>> start RECORD SET
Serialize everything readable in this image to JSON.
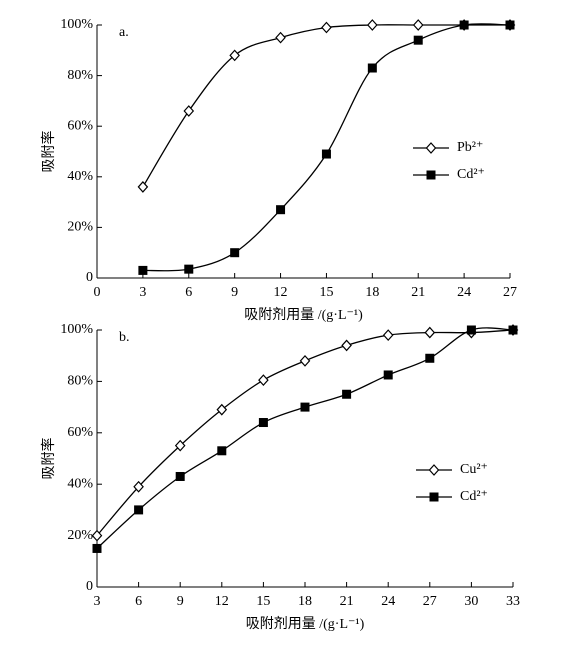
{
  "chart_data": [
    {
      "type": "line",
      "annotation": "a.",
      "x_label": "吸附剂用量 /(g·L⁻¹)",
      "y_label": "吸附率",
      "x": [
        3,
        6,
        9,
        12,
        15,
        18,
        21,
        24,
        27
      ],
      "series": [
        {
          "name": "Pb²⁺",
          "color": "#000000",
          "marker": "diamond-open",
          "values": [
            36,
            66,
            88,
            95,
            99,
            100,
            100,
            100,
            100
          ]
        },
        {
          "name": "Cd²⁺",
          "color": "#000000",
          "marker": "square-filled",
          "values": [
            3,
            3.5,
            10,
            27,
            49,
            83,
            94,
            100,
            100
          ]
        }
      ],
      "xlim": [
        0,
        27
      ],
      "xticks": [
        0,
        3,
        6,
        9,
        12,
        15,
        18,
        21,
        24,
        27
      ],
      "ylim": [
        0,
        100
      ],
      "yticks": [
        0,
        {
          "value": 20,
          "label": "20%"
        },
        {
          "value": 40,
          "label": "40%"
        },
        {
          "value": 60,
          "label": "60%"
        },
        {
          "value": 80,
          "label": "80%"
        },
        {
          "value": 100,
          "label": "100%"
        }
      ],
      "legend": "right"
    },
    {
      "type": "line",
      "annotation": "b.",
      "x_label": "吸附剂用量 /(g·L⁻¹)",
      "y_label": "吸附率",
      "x": [
        3,
        6,
        9,
        12,
        15,
        18,
        21,
        24,
        27,
        30,
        33
      ],
      "series": [
        {
          "name": "Cu²⁺",
          "color": "#000000",
          "marker": "diamond-open",
          "values": [
            20,
            39,
            55,
            69,
            80.5,
            88,
            94,
            98,
            99,
            99,
            100
          ]
        },
        {
          "name": "Cd²⁺",
          "color": "#000000",
          "marker": "square-filled",
          "values": [
            15,
            30,
            43,
            53,
            64,
            70,
            75,
            82.5,
            89,
            100,
            100
          ]
        }
      ],
      "xlim": [
        3,
        33
      ],
      "xticks": [
        3,
        6,
        9,
        12,
        15,
        18,
        21,
        24,
        27,
        30,
        33
      ],
      "ylim": [
        0,
        100
      ],
      "yticks": [
        0,
        {
          "value": 20,
          "label": "20%"
        },
        {
          "value": 40,
          "label": "40%"
        },
        {
          "value": 60,
          "label": "60%"
        },
        {
          "value": 80,
          "label": "80%"
        },
        {
          "value": 100,
          "label": "100%"
        }
      ],
      "legend": "right"
    }
  ]
}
>> end RECORD SET
#### EXERCISE DIRECTIONS:
Images in the data above are to be skipped. Retype all other material exactly.

#### THE REPLY:
Serialize everything readable in this image to JSON.
{
  "chart_data": [
    {
      "type": "line",
      "annotation": "a.",
      "x_label": "吸附剂用量 /(g·L⁻¹)",
      "y_label": "吸附率",
      "x": [
        3,
        6,
        9,
        12,
        15,
        18,
        21,
        24,
        27
      ],
      "series": [
        {
          "name": "Pb²⁺",
          "color": "#000000",
          "marker": "diamond-open",
          "values": [
            36,
            66,
            88,
            95,
            99,
            100,
            100,
            100,
            100
          ]
        },
        {
          "name": "Cd²⁺",
          "color": "#000000",
          "marker": "square-filled",
          "values": [
            3,
            3.5,
            10,
            27,
            49,
            83,
            94,
            100,
            100
          ]
        }
      ],
      "xlim": [
        0,
        27
      ],
      "xticks": [
        0,
        3,
        6,
        9,
        12,
        15,
        18,
        21,
        24,
        27
      ],
      "ylim": [
        0,
        100
      ],
      "yticks": [
        0,
        {
          "value": 20,
          "label": "20%"
        },
        {
          "value": 40,
          "label": "40%"
        },
        {
          "value": 60,
          "label": "60%"
        },
        {
          "value": 80,
          "label": "80%"
        },
        {
          "value": 100,
          "label": "100%"
        }
      ],
      "legend": "right"
    },
    {
      "type": "line",
      "annotation": "b.",
      "x_label": "吸附剂用量 /(g·L⁻¹)",
      "y_label": "吸附率",
      "x": [
        3,
        6,
        9,
        12,
        15,
        18,
        21,
        24,
        27,
        30,
        33
      ],
      "series": [
        {
          "name": "Cu²⁺",
          "color": "#000000",
          "marker": "diamond-open",
          "values": [
            20,
            39,
            55,
            69,
            80.5,
            88,
            94,
            98,
            99,
            99,
            100
          ]
        },
        {
          "name": "Cd²⁺",
          "color": "#000000",
          "marker": "square-filled",
          "values": [
            15,
            30,
            43,
            53,
            64,
            70,
            75,
            82.5,
            89,
            100,
            100
          ]
        }
      ],
      "xlim": [
        3,
        33
      ],
      "xticks": [
        3,
        6,
        9,
        12,
        15,
        18,
        21,
        24,
        27,
        30,
        33
      ],
      "ylim": [
        0,
        100
      ],
      "yticks": [
        0,
        {
          "value": 20,
          "label": "20%"
        },
        {
          "value": 40,
          "label": "40%"
        },
        {
          "value": 60,
          "label": "60%"
        },
        {
          "value": 80,
          "label": "80%"
        },
        {
          "value": 100,
          "label": "100%"
        }
      ],
      "legend": "right"
    }
  ]
}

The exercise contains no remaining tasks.